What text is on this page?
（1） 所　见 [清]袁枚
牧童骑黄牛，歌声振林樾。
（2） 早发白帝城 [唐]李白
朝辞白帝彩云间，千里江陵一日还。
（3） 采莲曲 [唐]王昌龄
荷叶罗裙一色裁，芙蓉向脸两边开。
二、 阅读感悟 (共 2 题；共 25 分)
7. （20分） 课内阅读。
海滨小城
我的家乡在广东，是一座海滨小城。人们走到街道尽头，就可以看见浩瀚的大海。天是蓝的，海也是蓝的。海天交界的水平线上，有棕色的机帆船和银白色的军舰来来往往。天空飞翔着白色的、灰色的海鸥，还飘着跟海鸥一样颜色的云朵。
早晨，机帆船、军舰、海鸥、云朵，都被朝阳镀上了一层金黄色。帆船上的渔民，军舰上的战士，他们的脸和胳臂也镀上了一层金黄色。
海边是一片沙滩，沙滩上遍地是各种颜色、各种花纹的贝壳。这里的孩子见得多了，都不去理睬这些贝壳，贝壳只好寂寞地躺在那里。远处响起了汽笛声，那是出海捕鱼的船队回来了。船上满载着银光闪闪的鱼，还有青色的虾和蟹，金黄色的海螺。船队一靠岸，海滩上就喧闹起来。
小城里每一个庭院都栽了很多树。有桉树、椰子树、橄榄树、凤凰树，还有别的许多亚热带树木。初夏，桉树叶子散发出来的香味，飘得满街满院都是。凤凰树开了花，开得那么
--*--
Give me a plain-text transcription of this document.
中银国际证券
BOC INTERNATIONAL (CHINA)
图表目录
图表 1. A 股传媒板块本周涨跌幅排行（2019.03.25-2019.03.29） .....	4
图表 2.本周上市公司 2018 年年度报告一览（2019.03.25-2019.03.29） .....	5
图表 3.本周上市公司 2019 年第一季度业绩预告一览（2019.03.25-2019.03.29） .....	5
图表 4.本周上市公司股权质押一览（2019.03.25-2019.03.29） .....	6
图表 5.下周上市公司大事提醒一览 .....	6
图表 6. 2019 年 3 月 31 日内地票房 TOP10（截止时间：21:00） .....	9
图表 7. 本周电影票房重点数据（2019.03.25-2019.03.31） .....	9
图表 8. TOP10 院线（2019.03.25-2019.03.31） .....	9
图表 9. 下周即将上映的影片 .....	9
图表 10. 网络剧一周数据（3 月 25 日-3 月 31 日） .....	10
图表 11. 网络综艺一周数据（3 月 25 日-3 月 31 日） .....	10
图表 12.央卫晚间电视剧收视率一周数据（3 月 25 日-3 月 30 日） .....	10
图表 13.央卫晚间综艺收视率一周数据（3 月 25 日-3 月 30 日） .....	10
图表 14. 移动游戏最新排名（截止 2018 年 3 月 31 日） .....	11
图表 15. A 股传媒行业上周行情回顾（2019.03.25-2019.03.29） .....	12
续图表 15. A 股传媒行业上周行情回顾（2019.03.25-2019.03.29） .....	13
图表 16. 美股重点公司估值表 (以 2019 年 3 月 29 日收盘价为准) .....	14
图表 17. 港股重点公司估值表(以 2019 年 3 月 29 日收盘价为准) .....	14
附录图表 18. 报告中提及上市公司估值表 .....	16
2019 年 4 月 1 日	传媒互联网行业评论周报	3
--*--
> **Written exercise**
Above are the records. Identify each line that contains the word "股传媒行业上周行情回顾".

> **Solution to this problem**
图表 15. A 股传媒行业上周行情回顾（2019.03.25-2019.03.29） .....	12
续图表 15. A 股传媒行业上周行情回顾（2019.03.25-2019.03.29） .....	13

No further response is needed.